## Exercise description
Look through the data below and count each line where the word "plus" appears. Reply with the count alone.

--------------------------------------------------

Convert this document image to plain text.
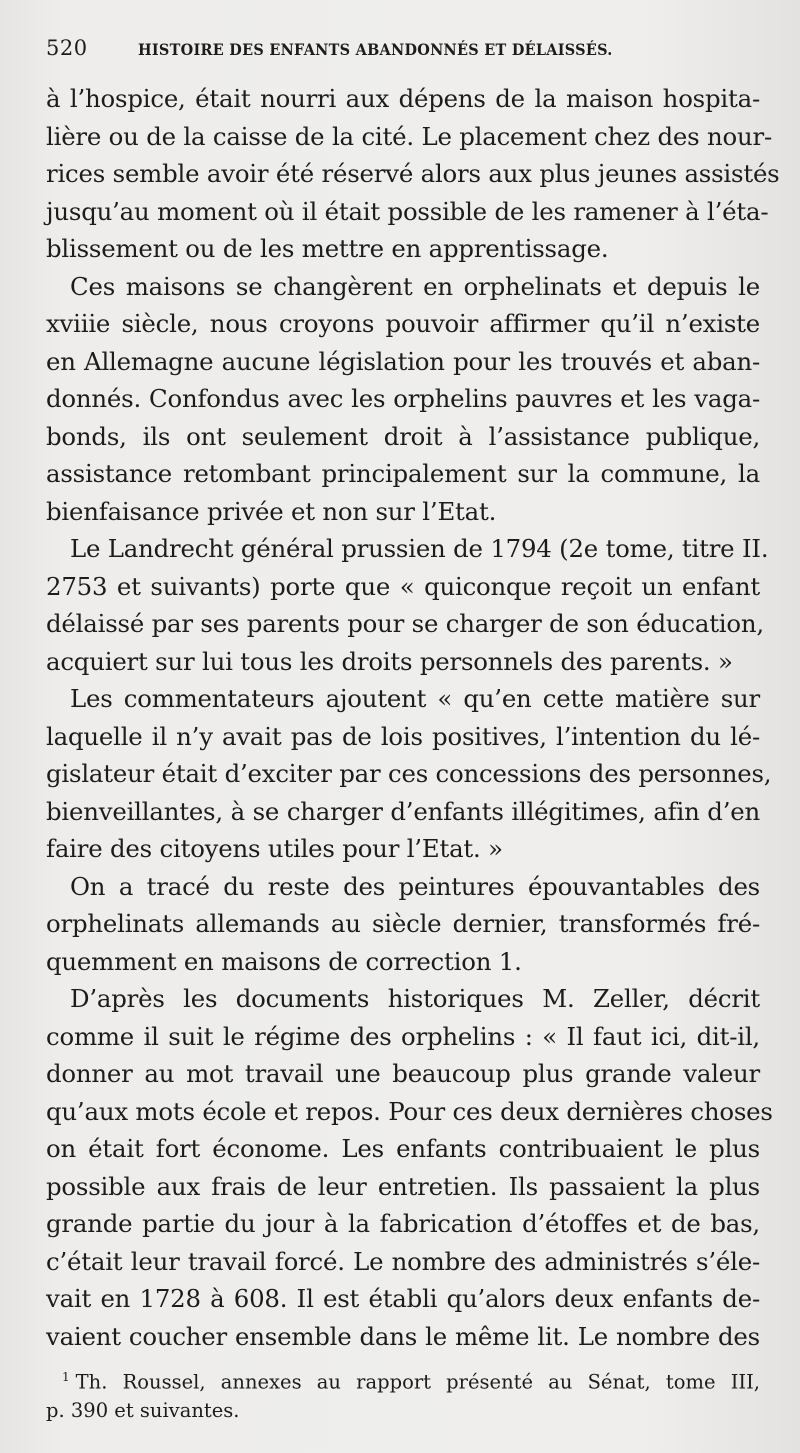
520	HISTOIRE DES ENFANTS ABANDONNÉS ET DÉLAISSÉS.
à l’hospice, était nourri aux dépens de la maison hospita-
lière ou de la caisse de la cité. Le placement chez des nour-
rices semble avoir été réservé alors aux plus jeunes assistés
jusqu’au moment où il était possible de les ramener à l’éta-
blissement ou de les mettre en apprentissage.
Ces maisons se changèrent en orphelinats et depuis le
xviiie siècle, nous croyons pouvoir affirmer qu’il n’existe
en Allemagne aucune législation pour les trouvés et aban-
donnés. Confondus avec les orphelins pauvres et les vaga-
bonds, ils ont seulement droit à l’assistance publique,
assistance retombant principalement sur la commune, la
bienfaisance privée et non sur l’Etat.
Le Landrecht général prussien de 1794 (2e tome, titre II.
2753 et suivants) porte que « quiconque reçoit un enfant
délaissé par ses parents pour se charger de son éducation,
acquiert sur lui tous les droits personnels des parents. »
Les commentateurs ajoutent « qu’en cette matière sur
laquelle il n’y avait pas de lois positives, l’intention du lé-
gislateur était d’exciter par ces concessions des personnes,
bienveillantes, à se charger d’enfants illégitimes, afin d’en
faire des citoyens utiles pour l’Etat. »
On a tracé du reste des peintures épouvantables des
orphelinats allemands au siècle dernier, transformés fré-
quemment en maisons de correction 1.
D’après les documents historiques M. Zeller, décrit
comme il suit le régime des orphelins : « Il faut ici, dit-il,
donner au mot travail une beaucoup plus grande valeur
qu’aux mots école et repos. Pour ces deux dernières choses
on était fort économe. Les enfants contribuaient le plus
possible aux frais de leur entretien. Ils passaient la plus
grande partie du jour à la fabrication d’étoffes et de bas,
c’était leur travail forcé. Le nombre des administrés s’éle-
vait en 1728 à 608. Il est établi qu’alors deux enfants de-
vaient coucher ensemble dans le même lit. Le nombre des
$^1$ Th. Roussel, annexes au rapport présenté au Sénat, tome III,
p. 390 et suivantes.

--------------------------------------------------

## Exercise result
4